___ Data excerpts ___

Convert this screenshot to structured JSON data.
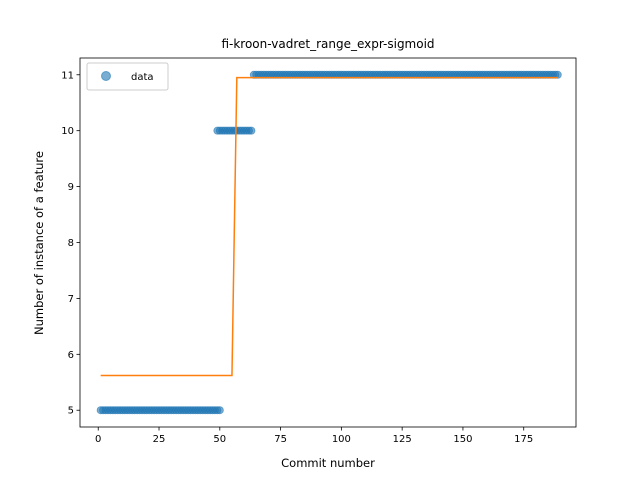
{
  "chart_data": {
    "type": "scatter",
    "title": "fi-kroon-vadret_range_expr-sigmoid",
    "xlabel": "Commit number",
    "ylabel": "Number of instance of a feature",
    "xlim": [
      -7.5,
      196.5
    ],
    "ylim": [
      4.7,
      11.3
    ],
    "xticks": [
      0,
      25,
      50,
      75,
      100,
      125,
      150,
      175
    ],
    "yticks": [
      5,
      6,
      7,
      8,
      9,
      10,
      11
    ],
    "grid": false,
    "legend": {
      "placement": "upper-left",
      "entries": [
        "data"
      ]
    },
    "colors": {
      "scatter": "#1f77b4",
      "fit": "#ff7f0e"
    },
    "series": [
      {
        "name": "data",
        "kind": "scatter",
        "segments": [
          {
            "x_start": 1,
            "x_end": 50,
            "y": 5
          },
          {
            "x_start": 49,
            "x_end": 63,
            "y": 10
          },
          {
            "x_start": 64,
            "x_end": 189,
            "y": 11
          }
        ]
      },
      {
        "kind": "line",
        "x": [
          1,
          55,
          56,
          57,
          189
        ],
        "y": [
          5.62,
          5.62,
          8.3,
          10.95,
          10.95
        ]
      }
    ]
  }
}
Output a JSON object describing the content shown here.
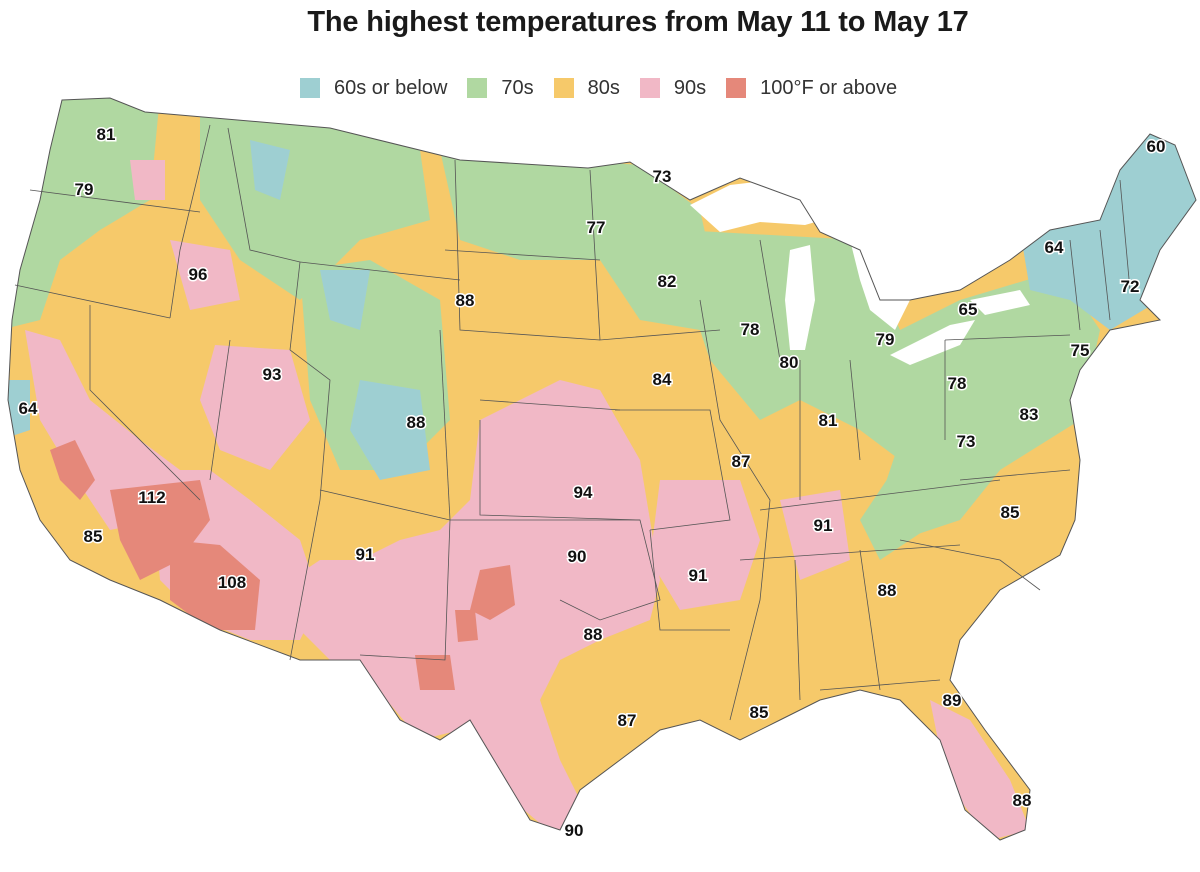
{
  "title": "The highest temperatures from May 11 to May 17",
  "legend": [
    {
      "label": "60s or below",
      "color": "#9ecfd2"
    },
    {
      "label": "70s",
      "color": "#b0d8a1"
    },
    {
      "label": "80s",
      "color": "#f6c96a"
    },
    {
      "label": "90s",
      "color": "#f1b8c6"
    },
    {
      "label": "100°F or above",
      "color": "#e5887a"
    }
  ],
  "map_colors": {
    "lakes": "#ffffff",
    "borders": "#555555"
  },
  "temperatures": [
    {
      "id": "seattle",
      "value": "81"
    },
    {
      "id": "portland",
      "value": "79"
    },
    {
      "id": "san-francisco",
      "value": "64"
    },
    {
      "id": "los-angeles",
      "value": "85"
    },
    {
      "id": "death-valley",
      "value": "112"
    },
    {
      "id": "phoenix",
      "value": "108"
    },
    {
      "id": "boise",
      "value": "96"
    },
    {
      "id": "salt-lake",
      "value": "93"
    },
    {
      "id": "denver",
      "value": "88"
    },
    {
      "id": "wyoming",
      "value": "88"
    },
    {
      "id": "albuquerque",
      "value": "91"
    },
    {
      "id": "kansas",
      "value": "94"
    },
    {
      "id": "oklahoma",
      "value": "90"
    },
    {
      "id": "dallas",
      "value": "88"
    },
    {
      "id": "houston",
      "value": "87"
    },
    {
      "id": "south-texas",
      "value": "90"
    },
    {
      "id": "north-dakota",
      "value": "73"
    },
    {
      "id": "minnesota-north",
      "value": "77"
    },
    {
      "id": "minneapolis",
      "value": "82"
    },
    {
      "id": "iowa",
      "value": "84"
    },
    {
      "id": "wisconsin",
      "value": "78"
    },
    {
      "id": "chicago",
      "value": "80"
    },
    {
      "id": "michigan",
      "value": "79"
    },
    {
      "id": "st-louis",
      "value": "87"
    },
    {
      "id": "arkansas",
      "value": "91"
    },
    {
      "id": "indiana",
      "value": "81"
    },
    {
      "id": "tennessee",
      "value": "91"
    },
    {
      "id": "new-orleans",
      "value": "85"
    },
    {
      "id": "atlanta",
      "value": "88"
    },
    {
      "id": "jacksonville",
      "value": "89"
    },
    {
      "id": "miami",
      "value": "88"
    },
    {
      "id": "north-carolina",
      "value": "85"
    },
    {
      "id": "west-virginia",
      "value": "73"
    },
    {
      "id": "pennsylvania",
      "value": "78"
    },
    {
      "id": "washington-dc",
      "value": "83"
    },
    {
      "id": "new-york-state",
      "value": "65"
    },
    {
      "id": "new-york-city",
      "value": "75"
    },
    {
      "id": "vermont",
      "value": "64"
    },
    {
      "id": "boston",
      "value": "72"
    },
    {
      "id": "maine",
      "value": "60"
    }
  ]
}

___

## Brief
Gather all lines with the string "scatter" from the data.

## Task result
    "type": "scatter",
      "scatter": "#1f77b4",
        "kind": "scatter",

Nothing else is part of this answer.